## Given instruction
Report the number of lines that hold the string "this". Leave out any other text.

* * *

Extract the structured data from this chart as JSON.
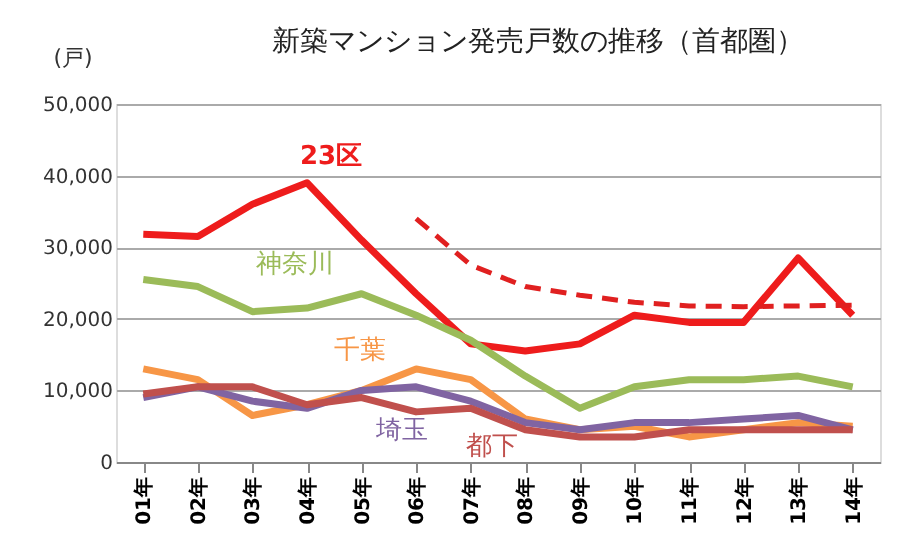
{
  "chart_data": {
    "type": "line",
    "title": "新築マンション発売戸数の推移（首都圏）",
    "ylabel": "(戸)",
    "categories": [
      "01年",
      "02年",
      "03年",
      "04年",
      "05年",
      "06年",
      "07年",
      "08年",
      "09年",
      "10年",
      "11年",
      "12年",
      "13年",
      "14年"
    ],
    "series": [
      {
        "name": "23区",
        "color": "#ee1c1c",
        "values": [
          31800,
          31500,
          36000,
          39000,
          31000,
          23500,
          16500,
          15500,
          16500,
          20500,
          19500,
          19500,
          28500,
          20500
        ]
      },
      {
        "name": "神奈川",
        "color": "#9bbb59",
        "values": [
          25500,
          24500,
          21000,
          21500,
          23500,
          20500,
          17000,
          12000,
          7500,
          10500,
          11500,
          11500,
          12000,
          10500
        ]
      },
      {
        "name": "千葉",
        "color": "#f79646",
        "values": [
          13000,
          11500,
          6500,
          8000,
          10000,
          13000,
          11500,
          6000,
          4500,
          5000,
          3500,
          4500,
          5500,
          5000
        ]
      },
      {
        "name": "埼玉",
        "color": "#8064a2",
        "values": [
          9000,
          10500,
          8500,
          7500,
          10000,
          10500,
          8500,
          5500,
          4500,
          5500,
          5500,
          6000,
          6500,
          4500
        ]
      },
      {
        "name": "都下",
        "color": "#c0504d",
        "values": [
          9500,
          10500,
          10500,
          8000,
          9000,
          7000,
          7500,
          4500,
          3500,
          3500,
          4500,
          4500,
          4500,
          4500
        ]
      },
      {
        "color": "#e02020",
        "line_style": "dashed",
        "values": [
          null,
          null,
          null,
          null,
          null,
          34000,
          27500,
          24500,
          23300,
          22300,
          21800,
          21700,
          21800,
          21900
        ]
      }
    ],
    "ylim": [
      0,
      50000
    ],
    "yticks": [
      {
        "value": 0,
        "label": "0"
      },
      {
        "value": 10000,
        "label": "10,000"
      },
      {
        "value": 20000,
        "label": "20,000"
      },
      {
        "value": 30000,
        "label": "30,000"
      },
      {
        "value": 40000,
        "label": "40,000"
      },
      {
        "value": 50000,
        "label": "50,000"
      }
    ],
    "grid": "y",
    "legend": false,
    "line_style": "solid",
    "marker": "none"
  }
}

* * *

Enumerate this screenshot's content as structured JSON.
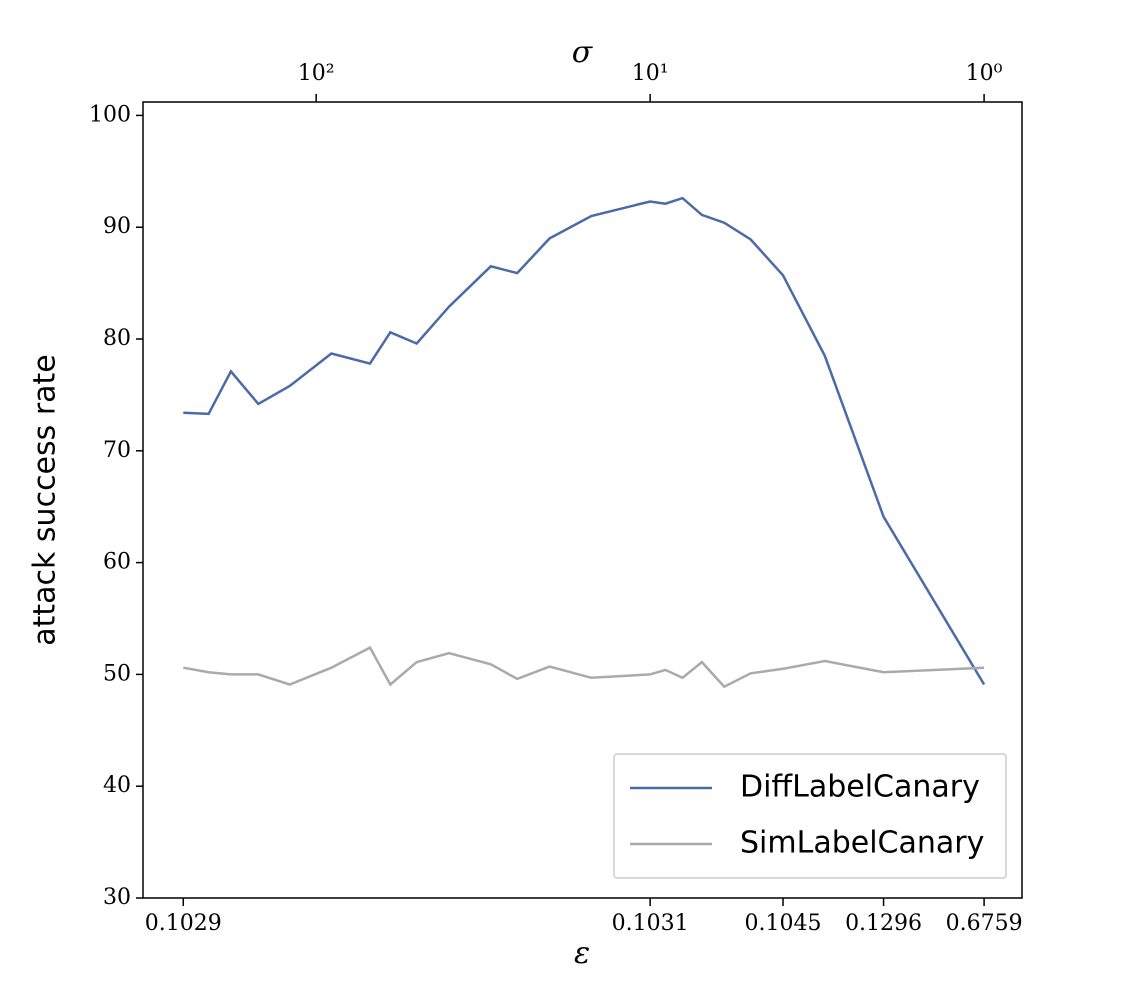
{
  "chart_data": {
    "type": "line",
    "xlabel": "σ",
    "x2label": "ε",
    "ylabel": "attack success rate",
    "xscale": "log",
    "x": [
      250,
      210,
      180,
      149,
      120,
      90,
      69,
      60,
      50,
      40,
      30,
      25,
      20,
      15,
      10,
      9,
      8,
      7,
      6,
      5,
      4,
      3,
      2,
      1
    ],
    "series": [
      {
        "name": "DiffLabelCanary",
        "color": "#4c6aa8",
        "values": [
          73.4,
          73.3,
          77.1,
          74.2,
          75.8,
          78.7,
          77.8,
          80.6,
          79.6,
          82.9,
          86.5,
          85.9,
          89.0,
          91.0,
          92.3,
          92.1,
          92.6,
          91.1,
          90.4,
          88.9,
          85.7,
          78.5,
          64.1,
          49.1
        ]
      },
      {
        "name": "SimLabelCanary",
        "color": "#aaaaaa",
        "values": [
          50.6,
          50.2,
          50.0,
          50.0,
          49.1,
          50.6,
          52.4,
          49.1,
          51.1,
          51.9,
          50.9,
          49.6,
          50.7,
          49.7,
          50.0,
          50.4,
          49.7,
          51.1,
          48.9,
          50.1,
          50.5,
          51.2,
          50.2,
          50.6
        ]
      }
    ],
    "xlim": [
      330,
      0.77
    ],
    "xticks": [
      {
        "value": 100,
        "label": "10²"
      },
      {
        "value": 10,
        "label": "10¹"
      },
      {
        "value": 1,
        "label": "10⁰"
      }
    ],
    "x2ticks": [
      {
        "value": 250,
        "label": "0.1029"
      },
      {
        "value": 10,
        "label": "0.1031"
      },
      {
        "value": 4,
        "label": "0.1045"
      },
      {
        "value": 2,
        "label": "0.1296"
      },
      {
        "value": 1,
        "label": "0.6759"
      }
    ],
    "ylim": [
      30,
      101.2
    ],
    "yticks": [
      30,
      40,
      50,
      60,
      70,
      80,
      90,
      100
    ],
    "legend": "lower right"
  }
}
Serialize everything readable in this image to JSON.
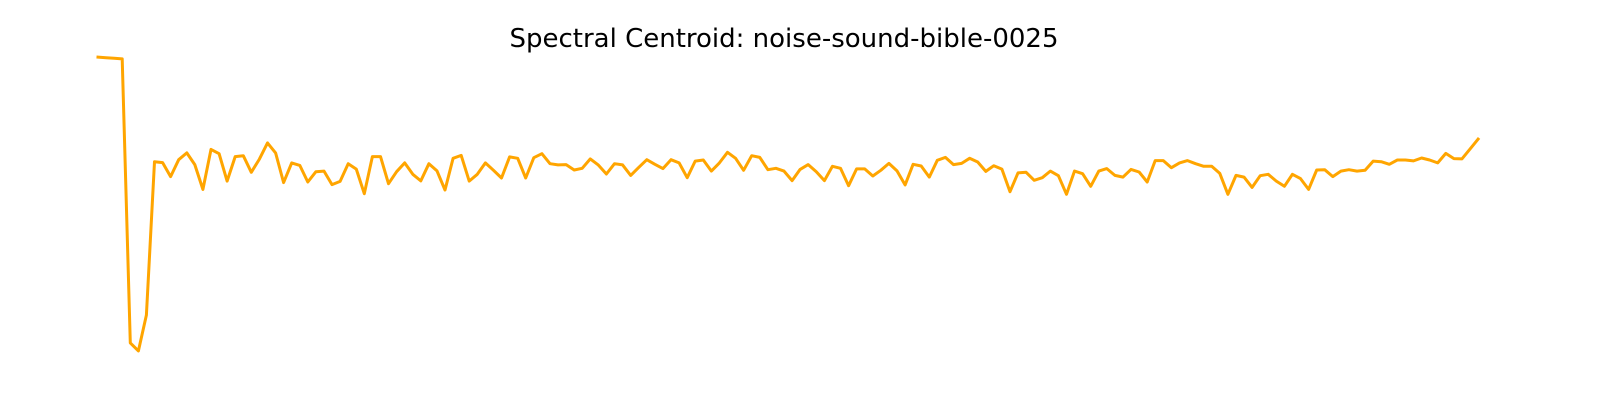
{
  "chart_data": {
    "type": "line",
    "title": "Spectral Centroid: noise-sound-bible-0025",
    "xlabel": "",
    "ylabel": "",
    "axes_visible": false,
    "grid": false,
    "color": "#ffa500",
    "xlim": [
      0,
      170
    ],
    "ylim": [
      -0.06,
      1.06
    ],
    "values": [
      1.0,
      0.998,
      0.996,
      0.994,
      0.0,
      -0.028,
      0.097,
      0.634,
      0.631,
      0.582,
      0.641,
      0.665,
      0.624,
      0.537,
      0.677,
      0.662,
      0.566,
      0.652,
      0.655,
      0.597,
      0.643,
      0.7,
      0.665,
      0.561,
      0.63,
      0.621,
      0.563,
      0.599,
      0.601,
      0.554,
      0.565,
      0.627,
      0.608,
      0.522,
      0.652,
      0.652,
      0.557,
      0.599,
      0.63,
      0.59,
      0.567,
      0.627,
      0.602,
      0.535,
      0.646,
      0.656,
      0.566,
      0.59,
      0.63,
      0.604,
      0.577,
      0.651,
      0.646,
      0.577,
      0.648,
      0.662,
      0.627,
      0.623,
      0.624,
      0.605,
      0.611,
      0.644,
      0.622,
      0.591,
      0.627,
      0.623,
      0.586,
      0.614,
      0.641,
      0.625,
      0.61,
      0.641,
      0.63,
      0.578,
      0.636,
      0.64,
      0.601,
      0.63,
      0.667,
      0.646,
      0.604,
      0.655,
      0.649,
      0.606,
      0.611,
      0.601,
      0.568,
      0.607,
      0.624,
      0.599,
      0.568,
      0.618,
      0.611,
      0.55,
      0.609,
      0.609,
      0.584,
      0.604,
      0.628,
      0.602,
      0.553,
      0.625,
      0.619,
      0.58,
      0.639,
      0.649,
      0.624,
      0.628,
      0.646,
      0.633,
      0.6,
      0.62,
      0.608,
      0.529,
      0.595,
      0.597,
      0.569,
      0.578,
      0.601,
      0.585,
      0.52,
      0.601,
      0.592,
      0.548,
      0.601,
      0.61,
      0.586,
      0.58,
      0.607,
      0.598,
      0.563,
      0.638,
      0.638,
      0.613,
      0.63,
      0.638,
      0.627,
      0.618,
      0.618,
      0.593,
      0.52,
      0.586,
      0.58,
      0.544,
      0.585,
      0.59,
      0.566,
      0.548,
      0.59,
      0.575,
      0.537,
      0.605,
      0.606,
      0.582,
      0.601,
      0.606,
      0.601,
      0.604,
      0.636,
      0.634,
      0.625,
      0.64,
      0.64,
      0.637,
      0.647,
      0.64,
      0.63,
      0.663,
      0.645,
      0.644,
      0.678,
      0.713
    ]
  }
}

* * *

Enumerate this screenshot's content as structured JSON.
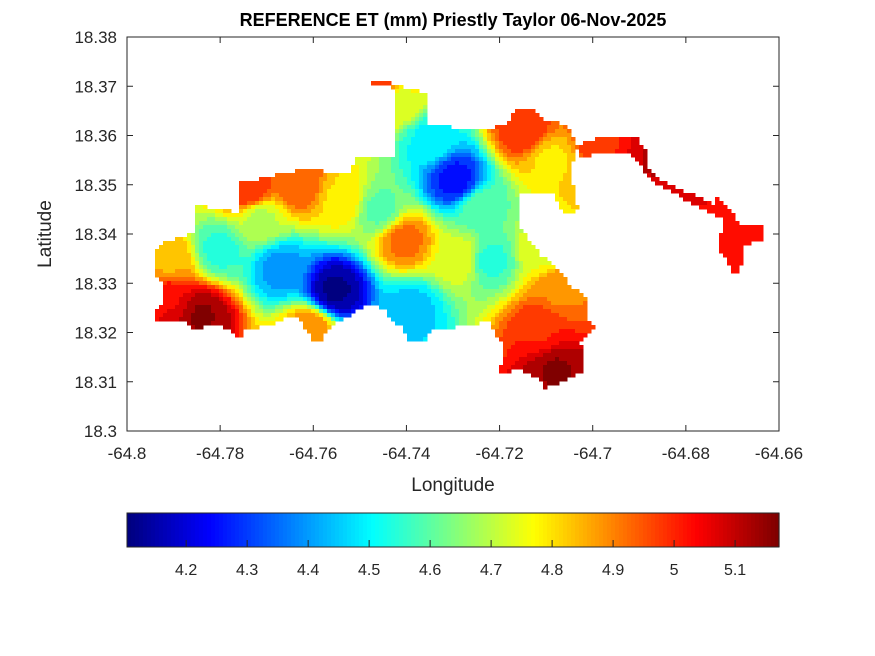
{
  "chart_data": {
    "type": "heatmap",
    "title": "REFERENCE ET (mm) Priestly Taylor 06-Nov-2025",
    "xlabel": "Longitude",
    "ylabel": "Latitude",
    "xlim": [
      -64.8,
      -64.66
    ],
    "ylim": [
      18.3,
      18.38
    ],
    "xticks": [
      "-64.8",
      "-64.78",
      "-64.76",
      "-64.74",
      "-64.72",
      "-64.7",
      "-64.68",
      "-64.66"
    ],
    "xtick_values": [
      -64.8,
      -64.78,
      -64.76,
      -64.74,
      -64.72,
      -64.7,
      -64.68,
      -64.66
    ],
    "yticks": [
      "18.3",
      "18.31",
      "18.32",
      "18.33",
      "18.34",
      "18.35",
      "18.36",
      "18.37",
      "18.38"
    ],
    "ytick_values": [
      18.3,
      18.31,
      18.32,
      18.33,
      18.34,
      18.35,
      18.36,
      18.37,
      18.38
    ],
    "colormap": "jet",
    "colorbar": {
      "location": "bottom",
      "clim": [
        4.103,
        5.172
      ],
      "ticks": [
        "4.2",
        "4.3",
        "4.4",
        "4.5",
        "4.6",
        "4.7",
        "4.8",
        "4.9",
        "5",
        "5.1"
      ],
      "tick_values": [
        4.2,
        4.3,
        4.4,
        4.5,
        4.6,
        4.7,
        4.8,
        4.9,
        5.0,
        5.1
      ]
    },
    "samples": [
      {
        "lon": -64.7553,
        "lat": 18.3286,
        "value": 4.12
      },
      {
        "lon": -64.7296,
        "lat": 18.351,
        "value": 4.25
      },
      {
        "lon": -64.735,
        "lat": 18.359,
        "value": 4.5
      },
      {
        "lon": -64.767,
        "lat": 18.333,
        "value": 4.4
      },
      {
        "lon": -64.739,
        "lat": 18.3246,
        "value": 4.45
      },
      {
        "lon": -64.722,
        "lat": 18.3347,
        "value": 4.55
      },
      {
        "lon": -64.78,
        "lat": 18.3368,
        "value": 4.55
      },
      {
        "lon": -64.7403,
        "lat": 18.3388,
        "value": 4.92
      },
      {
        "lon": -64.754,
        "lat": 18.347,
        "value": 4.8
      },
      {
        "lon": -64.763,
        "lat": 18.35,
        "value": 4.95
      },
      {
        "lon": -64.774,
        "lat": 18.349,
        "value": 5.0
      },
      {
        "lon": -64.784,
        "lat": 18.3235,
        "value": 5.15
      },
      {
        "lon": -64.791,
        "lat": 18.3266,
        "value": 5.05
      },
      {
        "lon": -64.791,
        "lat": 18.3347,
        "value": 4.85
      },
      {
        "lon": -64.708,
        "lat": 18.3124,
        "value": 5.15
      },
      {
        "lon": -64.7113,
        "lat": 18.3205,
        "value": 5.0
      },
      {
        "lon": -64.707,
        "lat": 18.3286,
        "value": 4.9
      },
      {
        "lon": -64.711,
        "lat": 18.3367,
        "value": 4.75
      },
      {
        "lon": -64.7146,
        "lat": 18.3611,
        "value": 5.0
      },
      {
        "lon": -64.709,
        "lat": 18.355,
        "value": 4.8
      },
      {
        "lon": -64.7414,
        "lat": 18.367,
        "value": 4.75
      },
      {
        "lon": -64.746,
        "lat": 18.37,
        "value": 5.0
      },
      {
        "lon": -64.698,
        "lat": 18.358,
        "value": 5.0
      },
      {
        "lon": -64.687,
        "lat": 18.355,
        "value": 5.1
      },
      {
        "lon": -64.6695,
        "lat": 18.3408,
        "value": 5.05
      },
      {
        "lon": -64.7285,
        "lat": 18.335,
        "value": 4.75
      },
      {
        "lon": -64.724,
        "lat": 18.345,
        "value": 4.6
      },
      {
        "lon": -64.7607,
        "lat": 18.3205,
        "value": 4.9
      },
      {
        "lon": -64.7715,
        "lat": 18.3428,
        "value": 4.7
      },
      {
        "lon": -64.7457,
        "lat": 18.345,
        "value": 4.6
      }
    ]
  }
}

* * *

## Response to the task
4